**RECORDS TO PROCESS**.
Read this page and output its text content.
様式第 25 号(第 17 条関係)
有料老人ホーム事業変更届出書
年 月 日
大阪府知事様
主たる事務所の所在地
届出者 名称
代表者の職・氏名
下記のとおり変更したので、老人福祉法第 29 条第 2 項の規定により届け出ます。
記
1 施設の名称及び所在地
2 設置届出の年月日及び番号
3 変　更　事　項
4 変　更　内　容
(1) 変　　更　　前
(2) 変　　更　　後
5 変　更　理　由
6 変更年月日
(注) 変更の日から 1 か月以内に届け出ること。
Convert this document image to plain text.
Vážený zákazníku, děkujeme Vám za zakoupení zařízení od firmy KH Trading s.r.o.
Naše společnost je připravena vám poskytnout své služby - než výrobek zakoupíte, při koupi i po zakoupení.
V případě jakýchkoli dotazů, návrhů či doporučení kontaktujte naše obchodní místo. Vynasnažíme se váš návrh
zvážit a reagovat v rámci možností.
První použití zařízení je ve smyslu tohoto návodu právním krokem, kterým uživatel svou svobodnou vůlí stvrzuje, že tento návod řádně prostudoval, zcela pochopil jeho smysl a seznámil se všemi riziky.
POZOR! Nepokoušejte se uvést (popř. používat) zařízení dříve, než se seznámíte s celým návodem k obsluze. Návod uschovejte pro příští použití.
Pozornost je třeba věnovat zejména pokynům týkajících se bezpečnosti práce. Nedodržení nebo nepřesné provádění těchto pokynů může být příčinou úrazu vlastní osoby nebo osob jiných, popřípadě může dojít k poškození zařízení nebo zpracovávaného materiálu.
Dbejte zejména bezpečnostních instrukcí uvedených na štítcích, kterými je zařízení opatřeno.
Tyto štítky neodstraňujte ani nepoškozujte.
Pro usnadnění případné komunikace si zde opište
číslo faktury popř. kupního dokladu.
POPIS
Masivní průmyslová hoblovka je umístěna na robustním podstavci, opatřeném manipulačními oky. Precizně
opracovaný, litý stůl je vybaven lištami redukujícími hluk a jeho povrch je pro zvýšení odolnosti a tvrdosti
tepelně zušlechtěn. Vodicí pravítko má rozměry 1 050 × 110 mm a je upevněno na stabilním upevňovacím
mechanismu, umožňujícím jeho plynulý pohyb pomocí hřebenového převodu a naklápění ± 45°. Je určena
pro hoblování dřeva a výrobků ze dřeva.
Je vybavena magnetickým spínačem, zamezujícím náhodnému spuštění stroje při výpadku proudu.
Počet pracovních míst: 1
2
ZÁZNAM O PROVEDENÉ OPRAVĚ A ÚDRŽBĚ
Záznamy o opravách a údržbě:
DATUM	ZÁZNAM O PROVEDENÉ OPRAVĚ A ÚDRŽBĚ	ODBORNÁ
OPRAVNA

**TASK BRIEF**. Write out every line from the records above, word for word.

**ANSWER FOR THIS EXERCISE**.
Read this page and output its text content.
様式第 25 号(第 17 条関係)
有料老人ホーム事業変更届出書
年 月 日
大阪府知事様
主たる事務所の所在地
届出者 名称
代表者の職・氏名
下記のとおり変更したので、老人福祉法第 29 条第 2 項の規定により届け出ます。
記
1 施設の名称及び所在地
2 設置届出の年月日及び番号
3 変　更　事　項
4 変　更　内　容
(1) 変　　更　　前
(2) 変　　更　　後
5 変　更　理　由
6 変更年月日
(注) 変更の日から 1 か月以内に届け出ること。
Convert this document image to plain text.
Vážený zákazníku, děkujeme Vám za zakoupení zařízení od firmy KH Trading s.r.o.
Naše společnost je připravena vám poskytnout své služby - než výrobek zakoupíte, při koupi i po zakoupení.
V případě jakýchkoli dotazů, návrhů či doporučení kontaktujte naše obchodní místo. Vynasnažíme se váš návrh
zvážit a reagovat v rámci možností.
První použití zařízení je ve smyslu tohoto návodu právním krokem, kterým uživatel svou svobodnou vůlí stvrzuje, že tento návod řádně prostudoval, zcela pochopil jeho smysl a seznámil se všemi riziky.
POZOR! Nepokoušejte se uvést (popř. používat) zařízení dříve, než se seznámíte s celým návodem k obsluze. Návod uschovejte pro příští použití.
Pozornost je třeba věnovat zejména pokynům týkajících se bezpečnosti práce. Nedodržení nebo nepřesné provádění těchto pokynů může být příčinou úrazu vlastní osoby nebo osob jiných, popřípadě může dojít k poškození zařízení nebo zpracovávaného materiálu.
Dbejte zejména bezpečnostních instrukcí uvedených na štítcích, kterými je zařízení opatřeno.
Tyto štítky neodstraňujte ani nepoškozujte.
Pro usnadnění případné komunikace si zde opište
číslo faktury popř. kupního dokladu.
POPIS
Masivní průmyslová hoblovka je umístěna na robustním podstavci, opatřeném manipulačními oky. Precizně
opracovaný, litý stůl je vybaven lištami redukujícími hluk a jeho povrch je pro zvýšení odolnosti a tvrdosti
tepelně zušlechtěn. Vodicí pravítko má rozměry 1 050 × 110 mm a je upevněno na stabilním upevňovacím
mechanismu, umožňujícím jeho plynulý pohyb pomocí hřebenového převodu a naklápění ± 45°. Je určena
pro hoblování dřeva a výrobků ze dřeva.
Je vybavena magnetickým spínačem, zamezujícím náhodnému spuštění stroje při výpadku proudu.
Počet pracovních míst: 1
2
ZÁZNAM O PROVEDENÉ OPRAVĚ A ÚDRŽBĚ
Záznamy o opravách a údržbě:
DATUM	ZÁZNAM O PROVEDENÉ OPRAVĚ A ÚDRŽBĚ	ODBORNÁ
OPRAVNA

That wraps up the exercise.